What you have to do: From the entries below, pull out each line where "green" appears.

(Dataset rows about figures)
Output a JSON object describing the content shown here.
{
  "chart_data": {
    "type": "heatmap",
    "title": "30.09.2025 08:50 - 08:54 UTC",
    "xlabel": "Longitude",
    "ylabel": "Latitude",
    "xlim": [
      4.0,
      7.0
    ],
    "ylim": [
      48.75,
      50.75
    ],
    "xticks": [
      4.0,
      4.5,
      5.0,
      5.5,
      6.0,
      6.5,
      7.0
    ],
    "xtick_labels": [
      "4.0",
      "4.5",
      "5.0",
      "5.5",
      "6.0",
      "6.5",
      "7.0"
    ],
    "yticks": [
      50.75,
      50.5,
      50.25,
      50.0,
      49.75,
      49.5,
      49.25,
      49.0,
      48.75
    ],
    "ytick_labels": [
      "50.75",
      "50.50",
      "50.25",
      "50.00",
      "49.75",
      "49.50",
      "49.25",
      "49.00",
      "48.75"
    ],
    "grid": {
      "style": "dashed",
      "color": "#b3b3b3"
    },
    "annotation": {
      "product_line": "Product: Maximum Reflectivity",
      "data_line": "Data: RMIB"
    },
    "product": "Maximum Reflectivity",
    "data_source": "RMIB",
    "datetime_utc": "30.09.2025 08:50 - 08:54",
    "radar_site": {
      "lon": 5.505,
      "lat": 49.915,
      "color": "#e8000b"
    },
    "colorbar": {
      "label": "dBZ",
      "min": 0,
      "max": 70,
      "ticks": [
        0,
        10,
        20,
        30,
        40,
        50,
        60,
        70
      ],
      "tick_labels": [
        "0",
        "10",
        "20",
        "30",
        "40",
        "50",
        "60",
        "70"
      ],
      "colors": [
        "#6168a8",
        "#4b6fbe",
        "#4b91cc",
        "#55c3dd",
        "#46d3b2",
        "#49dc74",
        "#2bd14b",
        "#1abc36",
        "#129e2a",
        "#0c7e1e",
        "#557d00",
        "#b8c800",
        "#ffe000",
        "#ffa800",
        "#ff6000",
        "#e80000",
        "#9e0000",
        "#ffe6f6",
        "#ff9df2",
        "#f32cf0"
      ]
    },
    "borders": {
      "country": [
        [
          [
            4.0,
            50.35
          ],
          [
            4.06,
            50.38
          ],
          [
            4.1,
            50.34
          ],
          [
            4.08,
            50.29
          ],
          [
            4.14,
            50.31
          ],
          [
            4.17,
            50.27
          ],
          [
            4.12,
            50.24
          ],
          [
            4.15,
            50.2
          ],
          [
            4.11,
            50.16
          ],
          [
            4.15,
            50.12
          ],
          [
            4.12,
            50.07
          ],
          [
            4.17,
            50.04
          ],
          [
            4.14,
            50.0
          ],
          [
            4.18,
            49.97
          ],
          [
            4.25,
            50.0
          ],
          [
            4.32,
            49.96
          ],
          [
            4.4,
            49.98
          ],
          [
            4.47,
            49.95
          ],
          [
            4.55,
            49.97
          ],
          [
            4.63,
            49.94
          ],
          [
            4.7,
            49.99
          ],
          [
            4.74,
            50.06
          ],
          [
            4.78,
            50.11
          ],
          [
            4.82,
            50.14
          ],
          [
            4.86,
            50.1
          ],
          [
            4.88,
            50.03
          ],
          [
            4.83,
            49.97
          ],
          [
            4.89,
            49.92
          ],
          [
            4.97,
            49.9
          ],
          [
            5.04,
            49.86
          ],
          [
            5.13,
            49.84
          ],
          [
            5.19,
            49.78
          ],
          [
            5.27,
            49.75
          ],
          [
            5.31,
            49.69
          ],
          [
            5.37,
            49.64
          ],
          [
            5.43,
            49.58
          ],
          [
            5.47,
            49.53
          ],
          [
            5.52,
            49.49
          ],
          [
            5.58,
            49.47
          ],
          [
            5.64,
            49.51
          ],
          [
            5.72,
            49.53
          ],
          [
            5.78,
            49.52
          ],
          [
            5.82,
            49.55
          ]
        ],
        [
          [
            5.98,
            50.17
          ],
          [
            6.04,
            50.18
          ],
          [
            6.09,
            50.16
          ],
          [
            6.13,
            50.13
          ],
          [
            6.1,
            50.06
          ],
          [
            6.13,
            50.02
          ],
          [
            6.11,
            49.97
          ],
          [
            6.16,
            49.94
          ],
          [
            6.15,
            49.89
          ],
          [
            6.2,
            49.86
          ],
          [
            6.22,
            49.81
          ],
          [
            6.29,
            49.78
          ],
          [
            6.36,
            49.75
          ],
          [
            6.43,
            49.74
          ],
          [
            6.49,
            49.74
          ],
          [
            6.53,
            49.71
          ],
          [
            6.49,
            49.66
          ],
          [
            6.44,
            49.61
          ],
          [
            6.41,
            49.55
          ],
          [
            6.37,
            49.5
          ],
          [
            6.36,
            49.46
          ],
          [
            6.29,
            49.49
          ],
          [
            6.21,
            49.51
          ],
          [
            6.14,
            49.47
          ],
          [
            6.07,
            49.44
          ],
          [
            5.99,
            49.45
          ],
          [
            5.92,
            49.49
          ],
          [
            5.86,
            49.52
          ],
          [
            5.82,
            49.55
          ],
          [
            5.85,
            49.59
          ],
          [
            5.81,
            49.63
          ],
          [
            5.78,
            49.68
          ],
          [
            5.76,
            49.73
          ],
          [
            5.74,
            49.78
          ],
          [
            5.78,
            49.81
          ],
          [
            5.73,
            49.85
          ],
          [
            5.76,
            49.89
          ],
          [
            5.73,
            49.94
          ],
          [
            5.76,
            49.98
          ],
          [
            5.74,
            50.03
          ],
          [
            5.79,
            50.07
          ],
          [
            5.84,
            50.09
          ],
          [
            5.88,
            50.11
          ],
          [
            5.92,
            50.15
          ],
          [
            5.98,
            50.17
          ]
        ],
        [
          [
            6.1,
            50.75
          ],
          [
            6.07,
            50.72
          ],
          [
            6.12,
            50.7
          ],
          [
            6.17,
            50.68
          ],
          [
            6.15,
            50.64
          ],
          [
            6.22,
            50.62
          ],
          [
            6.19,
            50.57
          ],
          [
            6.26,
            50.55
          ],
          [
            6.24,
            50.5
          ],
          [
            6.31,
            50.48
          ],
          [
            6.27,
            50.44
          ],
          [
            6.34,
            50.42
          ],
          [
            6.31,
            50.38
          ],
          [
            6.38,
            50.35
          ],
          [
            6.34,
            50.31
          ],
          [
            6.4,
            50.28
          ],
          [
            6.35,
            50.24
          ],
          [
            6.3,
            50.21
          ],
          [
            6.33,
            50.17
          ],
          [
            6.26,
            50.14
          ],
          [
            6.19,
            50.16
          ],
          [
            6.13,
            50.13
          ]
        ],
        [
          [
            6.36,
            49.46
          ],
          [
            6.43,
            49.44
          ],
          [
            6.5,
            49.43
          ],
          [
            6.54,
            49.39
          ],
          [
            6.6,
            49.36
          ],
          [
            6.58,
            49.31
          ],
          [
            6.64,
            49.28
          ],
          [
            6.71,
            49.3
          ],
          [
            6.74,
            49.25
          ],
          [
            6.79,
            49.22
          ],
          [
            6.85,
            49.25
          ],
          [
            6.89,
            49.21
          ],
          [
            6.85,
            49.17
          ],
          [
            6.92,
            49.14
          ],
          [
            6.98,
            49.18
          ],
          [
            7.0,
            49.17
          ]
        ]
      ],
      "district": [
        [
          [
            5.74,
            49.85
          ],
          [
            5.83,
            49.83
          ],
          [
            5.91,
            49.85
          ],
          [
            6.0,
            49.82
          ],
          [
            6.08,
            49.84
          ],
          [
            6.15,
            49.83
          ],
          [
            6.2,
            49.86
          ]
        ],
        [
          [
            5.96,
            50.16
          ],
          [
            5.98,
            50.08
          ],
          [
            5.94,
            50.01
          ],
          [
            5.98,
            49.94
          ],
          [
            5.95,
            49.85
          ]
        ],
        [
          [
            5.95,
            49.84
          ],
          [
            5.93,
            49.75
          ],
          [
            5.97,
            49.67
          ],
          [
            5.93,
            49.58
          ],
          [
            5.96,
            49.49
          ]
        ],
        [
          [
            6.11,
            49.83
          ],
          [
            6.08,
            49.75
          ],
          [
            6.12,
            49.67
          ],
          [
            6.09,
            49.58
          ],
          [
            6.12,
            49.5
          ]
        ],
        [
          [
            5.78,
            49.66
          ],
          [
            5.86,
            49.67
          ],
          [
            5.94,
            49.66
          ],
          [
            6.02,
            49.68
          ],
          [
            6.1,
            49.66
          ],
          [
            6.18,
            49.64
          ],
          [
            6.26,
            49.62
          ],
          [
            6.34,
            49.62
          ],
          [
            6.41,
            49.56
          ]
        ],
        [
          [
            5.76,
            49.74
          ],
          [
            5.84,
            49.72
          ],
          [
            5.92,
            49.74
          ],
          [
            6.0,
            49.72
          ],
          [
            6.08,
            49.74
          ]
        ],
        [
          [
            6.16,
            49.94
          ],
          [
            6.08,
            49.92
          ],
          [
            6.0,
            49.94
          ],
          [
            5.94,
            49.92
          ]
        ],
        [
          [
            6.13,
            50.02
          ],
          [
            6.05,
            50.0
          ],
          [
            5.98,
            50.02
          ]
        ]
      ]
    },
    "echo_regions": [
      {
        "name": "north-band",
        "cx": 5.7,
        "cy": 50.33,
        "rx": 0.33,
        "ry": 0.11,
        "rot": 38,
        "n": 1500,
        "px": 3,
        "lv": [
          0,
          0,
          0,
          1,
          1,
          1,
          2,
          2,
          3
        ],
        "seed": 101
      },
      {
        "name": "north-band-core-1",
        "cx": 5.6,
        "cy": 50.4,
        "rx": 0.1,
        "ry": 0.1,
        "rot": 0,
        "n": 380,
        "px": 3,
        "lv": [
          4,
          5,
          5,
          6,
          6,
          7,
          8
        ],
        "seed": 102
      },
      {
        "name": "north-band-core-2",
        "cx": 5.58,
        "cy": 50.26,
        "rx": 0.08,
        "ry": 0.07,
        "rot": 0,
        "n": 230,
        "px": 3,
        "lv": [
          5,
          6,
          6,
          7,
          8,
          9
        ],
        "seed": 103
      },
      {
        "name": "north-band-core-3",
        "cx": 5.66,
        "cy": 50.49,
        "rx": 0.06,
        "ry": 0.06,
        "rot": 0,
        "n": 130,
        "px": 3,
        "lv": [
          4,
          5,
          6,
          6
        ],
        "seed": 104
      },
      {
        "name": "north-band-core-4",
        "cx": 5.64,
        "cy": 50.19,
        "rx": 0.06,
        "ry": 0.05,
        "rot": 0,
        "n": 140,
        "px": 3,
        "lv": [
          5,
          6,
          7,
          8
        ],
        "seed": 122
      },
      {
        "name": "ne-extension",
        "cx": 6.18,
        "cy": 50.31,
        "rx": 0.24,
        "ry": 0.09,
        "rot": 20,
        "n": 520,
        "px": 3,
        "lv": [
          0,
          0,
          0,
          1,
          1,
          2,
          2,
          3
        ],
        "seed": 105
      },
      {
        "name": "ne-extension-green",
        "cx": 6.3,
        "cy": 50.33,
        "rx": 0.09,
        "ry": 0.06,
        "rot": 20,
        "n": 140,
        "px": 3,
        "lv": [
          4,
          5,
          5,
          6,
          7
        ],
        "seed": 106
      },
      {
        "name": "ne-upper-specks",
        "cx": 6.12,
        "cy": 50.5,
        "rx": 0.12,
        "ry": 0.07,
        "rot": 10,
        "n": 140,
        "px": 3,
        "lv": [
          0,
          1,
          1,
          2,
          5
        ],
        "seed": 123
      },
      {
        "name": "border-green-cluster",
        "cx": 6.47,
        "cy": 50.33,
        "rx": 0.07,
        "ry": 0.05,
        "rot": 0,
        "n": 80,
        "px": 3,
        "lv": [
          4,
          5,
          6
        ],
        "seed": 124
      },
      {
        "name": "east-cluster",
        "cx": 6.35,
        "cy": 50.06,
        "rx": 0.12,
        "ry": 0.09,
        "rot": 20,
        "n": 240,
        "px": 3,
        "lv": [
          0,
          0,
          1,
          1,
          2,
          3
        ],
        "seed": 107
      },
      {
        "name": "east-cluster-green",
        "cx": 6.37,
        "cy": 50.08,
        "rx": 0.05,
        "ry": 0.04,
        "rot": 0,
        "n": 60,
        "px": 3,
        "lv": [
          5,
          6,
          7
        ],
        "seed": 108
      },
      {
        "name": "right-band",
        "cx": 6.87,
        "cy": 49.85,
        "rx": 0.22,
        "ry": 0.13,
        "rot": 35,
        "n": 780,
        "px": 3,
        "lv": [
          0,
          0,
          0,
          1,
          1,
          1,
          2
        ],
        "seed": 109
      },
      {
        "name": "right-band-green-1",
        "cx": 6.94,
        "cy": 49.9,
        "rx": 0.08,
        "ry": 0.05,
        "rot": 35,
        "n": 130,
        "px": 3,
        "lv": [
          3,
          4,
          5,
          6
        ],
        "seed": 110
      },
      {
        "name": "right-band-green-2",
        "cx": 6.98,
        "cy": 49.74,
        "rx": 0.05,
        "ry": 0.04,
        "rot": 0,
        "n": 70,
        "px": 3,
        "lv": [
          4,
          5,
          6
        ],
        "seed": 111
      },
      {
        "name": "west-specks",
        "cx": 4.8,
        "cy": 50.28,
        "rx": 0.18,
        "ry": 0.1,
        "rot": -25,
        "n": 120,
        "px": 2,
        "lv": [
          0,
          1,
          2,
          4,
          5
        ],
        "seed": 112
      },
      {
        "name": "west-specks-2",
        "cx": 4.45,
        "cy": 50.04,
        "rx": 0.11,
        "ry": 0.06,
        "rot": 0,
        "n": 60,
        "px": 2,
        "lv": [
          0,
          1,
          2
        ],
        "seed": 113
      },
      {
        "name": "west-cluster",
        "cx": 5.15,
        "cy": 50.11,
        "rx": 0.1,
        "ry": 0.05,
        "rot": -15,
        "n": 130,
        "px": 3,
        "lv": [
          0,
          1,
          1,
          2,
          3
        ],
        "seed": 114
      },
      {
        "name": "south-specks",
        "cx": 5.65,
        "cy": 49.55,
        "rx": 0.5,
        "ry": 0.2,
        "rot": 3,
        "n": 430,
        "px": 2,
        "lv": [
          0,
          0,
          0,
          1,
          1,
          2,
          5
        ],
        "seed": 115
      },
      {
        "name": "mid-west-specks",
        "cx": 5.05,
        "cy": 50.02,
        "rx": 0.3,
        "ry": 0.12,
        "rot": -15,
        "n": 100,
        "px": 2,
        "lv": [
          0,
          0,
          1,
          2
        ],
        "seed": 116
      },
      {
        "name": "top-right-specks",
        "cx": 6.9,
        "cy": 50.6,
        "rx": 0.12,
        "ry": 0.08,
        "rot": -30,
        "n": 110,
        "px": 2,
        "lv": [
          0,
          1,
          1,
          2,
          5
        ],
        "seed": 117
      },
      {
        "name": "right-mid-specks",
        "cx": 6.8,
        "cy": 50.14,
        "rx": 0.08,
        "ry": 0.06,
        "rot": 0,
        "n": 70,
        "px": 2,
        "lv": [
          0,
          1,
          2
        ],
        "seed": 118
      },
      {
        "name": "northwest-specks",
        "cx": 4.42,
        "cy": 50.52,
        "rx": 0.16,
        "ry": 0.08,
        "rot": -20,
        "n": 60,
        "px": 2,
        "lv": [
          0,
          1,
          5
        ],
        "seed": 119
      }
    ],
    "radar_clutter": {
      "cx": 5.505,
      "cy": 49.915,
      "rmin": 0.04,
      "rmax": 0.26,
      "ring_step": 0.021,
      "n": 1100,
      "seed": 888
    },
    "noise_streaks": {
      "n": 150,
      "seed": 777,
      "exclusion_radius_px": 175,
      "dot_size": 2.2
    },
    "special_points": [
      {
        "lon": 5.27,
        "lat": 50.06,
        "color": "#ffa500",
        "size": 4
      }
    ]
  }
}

---

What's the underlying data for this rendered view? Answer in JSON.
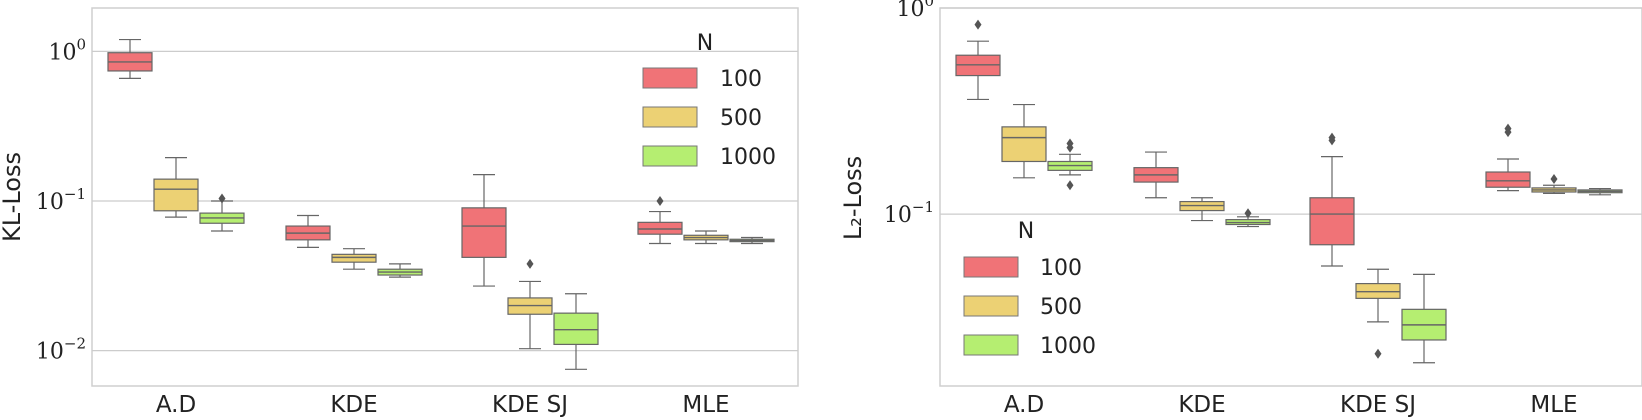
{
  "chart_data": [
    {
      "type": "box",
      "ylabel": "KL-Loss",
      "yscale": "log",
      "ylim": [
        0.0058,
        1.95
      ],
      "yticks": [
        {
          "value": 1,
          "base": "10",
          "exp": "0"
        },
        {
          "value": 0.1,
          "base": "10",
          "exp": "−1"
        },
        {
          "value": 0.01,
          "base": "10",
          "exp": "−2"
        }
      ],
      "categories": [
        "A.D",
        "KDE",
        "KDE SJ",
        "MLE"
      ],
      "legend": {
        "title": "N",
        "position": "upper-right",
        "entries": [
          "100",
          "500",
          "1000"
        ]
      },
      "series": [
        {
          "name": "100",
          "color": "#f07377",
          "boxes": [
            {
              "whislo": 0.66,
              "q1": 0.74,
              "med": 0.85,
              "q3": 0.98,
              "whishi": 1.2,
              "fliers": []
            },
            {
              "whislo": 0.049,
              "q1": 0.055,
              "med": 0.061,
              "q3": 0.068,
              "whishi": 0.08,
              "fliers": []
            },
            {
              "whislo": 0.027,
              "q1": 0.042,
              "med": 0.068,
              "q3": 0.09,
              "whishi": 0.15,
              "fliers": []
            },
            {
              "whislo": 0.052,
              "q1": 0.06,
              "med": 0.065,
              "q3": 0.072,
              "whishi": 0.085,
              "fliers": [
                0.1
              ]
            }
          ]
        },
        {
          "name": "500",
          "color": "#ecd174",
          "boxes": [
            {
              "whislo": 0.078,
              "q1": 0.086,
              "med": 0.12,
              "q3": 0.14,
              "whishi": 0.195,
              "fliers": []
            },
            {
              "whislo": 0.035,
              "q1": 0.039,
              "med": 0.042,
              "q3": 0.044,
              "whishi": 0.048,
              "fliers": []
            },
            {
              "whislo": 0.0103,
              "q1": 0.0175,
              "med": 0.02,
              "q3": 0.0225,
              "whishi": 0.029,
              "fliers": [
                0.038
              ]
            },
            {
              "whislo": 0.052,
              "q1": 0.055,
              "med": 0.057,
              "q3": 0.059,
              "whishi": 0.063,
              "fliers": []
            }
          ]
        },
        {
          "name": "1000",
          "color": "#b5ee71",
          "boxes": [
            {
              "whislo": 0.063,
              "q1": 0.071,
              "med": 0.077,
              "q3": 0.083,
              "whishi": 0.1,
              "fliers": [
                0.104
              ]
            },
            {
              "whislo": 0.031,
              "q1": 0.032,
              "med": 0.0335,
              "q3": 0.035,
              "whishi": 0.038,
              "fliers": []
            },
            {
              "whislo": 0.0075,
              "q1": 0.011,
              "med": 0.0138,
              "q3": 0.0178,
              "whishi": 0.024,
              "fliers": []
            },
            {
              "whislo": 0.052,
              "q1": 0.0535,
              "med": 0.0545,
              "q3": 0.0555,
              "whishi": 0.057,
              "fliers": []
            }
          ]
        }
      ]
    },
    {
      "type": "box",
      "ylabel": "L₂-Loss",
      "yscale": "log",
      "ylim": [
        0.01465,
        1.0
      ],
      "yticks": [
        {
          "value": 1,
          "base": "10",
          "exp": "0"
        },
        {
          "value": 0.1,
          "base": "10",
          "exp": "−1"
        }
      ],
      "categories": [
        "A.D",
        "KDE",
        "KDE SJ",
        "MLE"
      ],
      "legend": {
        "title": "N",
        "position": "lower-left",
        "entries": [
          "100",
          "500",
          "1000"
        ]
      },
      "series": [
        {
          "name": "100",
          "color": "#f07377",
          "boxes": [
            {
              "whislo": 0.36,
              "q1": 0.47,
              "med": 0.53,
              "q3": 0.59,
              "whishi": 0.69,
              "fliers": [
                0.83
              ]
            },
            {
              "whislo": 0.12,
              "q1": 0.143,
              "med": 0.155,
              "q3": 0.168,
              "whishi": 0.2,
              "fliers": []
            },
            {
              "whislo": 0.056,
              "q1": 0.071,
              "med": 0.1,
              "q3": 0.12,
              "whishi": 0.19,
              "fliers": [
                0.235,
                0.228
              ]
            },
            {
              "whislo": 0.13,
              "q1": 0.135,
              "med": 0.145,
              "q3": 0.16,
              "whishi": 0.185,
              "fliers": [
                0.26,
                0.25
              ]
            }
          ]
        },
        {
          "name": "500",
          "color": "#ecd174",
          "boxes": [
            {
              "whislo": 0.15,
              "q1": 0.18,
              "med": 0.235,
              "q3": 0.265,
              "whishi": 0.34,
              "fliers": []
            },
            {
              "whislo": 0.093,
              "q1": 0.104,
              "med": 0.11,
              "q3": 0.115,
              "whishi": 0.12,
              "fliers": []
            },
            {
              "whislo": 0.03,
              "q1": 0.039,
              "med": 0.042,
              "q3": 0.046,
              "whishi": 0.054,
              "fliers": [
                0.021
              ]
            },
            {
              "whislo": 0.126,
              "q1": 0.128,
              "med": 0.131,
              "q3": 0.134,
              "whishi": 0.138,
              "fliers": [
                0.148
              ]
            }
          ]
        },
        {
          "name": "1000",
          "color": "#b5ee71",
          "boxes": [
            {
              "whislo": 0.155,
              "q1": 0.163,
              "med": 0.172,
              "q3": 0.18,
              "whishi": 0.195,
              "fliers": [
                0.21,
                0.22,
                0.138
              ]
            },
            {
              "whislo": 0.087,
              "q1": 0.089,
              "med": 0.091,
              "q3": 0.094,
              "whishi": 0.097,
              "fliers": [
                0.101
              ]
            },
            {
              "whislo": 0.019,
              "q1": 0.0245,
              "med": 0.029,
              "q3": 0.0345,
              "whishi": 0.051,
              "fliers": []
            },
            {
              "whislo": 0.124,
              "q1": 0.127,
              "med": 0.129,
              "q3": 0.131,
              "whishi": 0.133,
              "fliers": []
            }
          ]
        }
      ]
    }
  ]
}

Response to this exercise:
        "name": "ne-extension-green",
        "name": "border-green-cluster",
        "name": "east-cluster-green",
        "name": "right-band-green-1",
        "name": "right-band-green-2",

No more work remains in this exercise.